TASK INSTRUCTIONS: Pull out all lines from the listing below in which the word "object" appears.
>>
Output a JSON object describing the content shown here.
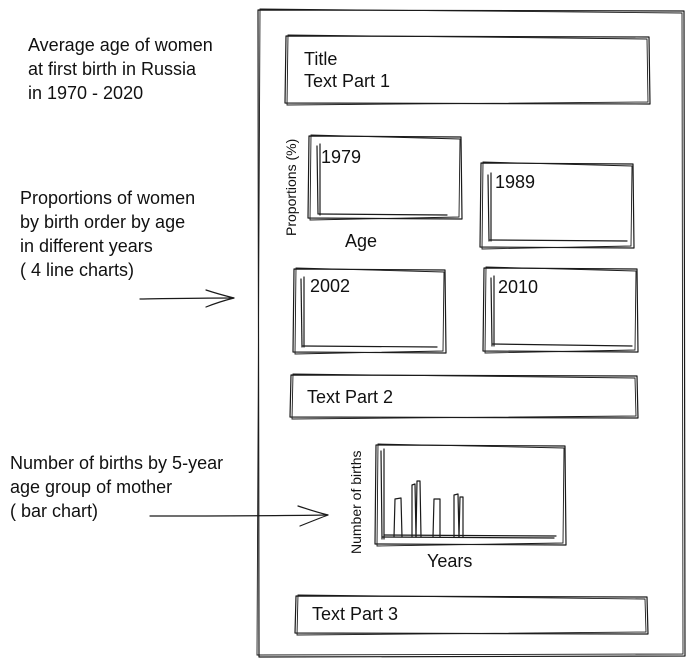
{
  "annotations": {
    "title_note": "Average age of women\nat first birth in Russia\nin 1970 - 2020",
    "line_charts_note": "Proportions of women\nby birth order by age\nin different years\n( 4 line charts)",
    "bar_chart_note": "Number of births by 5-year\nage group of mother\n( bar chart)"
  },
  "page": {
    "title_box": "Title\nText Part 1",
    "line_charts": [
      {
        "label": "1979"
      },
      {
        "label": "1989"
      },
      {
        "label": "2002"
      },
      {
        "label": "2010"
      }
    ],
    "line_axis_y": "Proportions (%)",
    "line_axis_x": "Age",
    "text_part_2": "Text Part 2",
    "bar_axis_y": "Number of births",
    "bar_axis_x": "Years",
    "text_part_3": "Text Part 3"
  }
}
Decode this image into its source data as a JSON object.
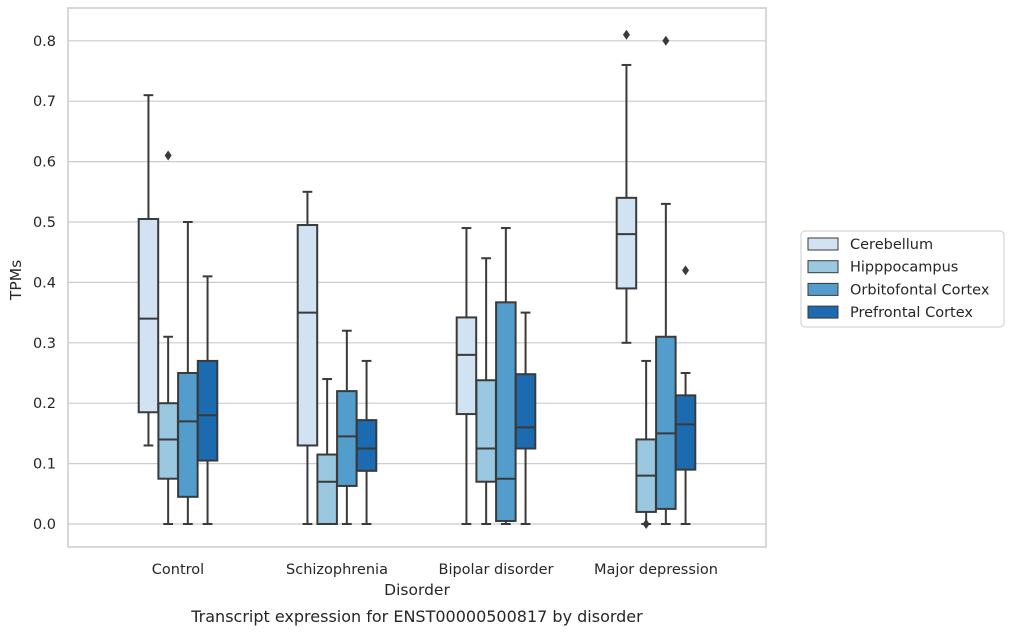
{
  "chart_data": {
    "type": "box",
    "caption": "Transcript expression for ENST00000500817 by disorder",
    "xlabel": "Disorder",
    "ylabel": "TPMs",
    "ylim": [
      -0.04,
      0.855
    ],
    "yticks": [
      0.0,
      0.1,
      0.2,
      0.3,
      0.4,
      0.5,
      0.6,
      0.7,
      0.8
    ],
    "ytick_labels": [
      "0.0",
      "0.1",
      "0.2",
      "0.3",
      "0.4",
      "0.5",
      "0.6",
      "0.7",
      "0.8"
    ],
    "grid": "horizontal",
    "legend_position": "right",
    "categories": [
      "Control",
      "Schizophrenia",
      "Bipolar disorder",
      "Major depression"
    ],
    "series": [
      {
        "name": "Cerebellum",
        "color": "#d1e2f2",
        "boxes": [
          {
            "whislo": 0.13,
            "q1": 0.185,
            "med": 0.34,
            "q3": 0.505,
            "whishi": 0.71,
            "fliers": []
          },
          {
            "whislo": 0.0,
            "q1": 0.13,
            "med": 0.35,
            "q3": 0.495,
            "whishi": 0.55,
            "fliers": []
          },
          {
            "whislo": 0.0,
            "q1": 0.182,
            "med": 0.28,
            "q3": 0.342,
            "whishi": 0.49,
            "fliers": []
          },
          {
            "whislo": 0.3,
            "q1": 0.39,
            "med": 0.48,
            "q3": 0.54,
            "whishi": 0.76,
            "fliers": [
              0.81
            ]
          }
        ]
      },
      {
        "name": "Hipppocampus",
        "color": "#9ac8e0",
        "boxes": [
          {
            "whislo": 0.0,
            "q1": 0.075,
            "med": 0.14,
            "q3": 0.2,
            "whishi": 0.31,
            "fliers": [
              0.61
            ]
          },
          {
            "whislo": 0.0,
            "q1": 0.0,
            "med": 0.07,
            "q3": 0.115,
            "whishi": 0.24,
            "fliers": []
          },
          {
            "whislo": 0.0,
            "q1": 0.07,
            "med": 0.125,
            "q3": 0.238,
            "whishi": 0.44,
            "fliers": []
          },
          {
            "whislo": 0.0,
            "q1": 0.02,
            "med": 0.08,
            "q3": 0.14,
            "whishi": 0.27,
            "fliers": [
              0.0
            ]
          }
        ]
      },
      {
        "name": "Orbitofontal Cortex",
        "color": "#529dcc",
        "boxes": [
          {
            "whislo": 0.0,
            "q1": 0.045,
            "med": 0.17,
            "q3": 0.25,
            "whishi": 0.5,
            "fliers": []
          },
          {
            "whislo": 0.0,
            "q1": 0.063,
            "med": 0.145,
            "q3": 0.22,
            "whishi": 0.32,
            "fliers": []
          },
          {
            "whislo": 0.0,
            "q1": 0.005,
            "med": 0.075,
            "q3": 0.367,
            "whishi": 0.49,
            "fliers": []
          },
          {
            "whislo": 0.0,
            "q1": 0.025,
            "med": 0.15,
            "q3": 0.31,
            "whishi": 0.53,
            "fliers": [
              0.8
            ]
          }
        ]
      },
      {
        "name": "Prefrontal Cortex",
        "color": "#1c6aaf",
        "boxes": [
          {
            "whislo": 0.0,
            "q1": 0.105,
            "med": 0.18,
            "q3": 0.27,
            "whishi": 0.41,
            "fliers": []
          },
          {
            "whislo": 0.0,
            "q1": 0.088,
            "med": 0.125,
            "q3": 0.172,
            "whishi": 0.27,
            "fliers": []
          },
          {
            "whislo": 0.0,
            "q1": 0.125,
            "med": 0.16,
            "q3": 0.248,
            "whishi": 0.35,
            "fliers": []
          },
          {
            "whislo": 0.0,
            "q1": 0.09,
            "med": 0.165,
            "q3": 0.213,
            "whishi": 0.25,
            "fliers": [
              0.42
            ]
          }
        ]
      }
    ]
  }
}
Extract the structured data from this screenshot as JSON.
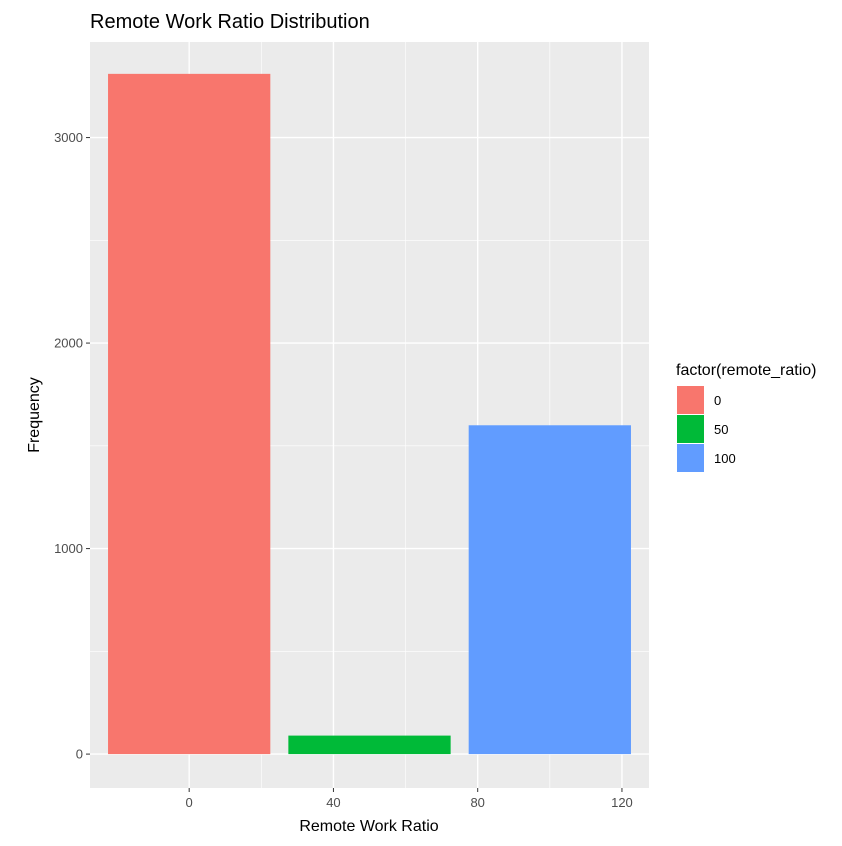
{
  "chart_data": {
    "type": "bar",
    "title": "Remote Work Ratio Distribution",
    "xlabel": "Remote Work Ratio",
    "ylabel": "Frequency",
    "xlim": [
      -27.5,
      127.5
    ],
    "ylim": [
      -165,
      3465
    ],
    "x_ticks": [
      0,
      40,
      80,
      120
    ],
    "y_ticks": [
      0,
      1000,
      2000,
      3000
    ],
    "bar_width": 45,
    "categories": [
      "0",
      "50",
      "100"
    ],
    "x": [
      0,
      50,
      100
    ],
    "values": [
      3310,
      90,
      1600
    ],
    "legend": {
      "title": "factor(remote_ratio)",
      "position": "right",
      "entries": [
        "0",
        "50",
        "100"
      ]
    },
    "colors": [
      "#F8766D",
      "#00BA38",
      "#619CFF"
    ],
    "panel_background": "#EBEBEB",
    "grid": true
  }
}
<<
SOLUTION FOR THIS PROBLEM:
Output a JSON object describing the content shown here.
Decode this image into its source data as a JSON object.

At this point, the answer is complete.